Quellenauszug
_ _ _

Texte intégral
OGH 3Ob13/98b
- Dokumenttyp: Entscheidungstext
- Entscheidungsdatum: 28.01.1998
Kopf
Der Oberste Gerichtshof hat durch den Vizepräsidenten des Obersten Gerichtshofes Dr.Hofmann als Vorsitzenden sowie durch die Hofräte des Obersten Gerichtshofes Dr.Graf, Dr.Pimmer, Dr.Zechner und Dr.Sailer als weitere Richter in der Pflegschaftssache des mj. Simon H*****, geboren am 28.Juli 1981, ***** vertreten durch den Magistrat der Stadt Wels Jugendwohlfahrt, wegen Unterhalts infolge außerordentlichen Revisionsrekurses des Minderjährigen, gegen den Beschluß des Landesgerichtes Wels als Rekursgerichtes vom 24. September 1997, GZ 21 R 360/97h-88, den
Beschluß
gefaßt:
Spruch
Der außerordentliche Revisionsrekurs des Unter- haltsberechtigten wird mangels der Voraussetzungen des § 14 Abs 1 AußStrG zurückgewiesen (§ 16 Abs 3 AußStrG iVm § 508a Abs 2 und § 510 ZPO).

_ _ _

Aufgabenstellung
a – Wer führte laut der Entscheidung des Obersten Gerichtshofes zum Unterhalt des Minderjährigen den Vorsitz?
b – Setzen Sie die Entscheidung des Obersten Gerichtshofes zum Unterhalt des Minderjährigen im Anschluss an ihren letzten Satz fort.

Bereitgestellte Datensätze
_ _ _

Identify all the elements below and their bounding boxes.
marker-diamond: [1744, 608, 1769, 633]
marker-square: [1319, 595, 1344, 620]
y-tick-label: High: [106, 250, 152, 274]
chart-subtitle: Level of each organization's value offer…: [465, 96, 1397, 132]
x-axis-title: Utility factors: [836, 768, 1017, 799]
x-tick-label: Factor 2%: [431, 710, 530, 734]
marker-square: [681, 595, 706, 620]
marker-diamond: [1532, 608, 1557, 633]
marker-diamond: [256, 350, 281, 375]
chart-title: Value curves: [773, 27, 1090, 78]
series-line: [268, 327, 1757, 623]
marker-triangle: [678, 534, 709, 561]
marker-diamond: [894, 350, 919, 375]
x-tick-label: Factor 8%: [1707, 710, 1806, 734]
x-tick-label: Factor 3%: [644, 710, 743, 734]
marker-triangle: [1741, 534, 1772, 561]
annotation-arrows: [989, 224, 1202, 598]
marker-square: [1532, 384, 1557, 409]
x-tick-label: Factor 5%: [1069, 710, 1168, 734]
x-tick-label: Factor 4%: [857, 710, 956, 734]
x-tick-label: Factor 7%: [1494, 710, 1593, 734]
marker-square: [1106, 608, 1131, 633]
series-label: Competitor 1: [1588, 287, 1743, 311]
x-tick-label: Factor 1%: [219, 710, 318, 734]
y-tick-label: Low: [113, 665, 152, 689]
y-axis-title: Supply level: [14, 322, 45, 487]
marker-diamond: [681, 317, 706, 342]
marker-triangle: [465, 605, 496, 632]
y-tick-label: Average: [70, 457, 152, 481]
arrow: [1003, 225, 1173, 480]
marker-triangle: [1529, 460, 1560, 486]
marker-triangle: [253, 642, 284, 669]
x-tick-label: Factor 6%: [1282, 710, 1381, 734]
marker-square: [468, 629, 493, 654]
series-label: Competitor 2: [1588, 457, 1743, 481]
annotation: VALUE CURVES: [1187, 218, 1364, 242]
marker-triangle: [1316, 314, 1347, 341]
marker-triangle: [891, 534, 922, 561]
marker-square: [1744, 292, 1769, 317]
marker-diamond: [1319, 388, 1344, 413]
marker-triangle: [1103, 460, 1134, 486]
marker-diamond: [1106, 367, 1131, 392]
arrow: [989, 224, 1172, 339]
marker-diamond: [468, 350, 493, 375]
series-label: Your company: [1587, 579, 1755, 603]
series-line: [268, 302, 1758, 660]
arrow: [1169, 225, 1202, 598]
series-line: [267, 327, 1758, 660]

_ _ _

Ergebnisse je Aufgabe
a – Der Vizepräsident des Obersten Gerichtshofes Dr. Hofmann

b –
Begründung
Begründung:
Der Revisionsrekurs greift keine Rechtsfrage im Sinne des § 14 Abs 1 AußStrG auf. Die schlechten wirtschaftlichen Verhältnisse der obsorgeberechtigten Mutter begründen keinesfalls einen höheren Unterhaltsanspruch des Kindes. Selbst wenn man den Vater, wie vom frei gewählten Vertreter der Mutter in erster Instanz einmal vorgebracht, auf ein monatliches Einkommen anspannen würde, würde sich an der Abweisung des Erhöhungsantrages nichts ändern, weil auch nach der jüngsten Rechtsprechung des Obersten Gerichtshofes zu hier vorliegenden keineswegs überdurchschnittlichen Einkommensverhältnissen des Geldunterhaltspflichtigen dessen Leistungen den verbleibenden Geldbedarf decken würden (Nachweise bei Schwimann/Schwimann ABGB I**2 Rz 87, 88 zu § 140).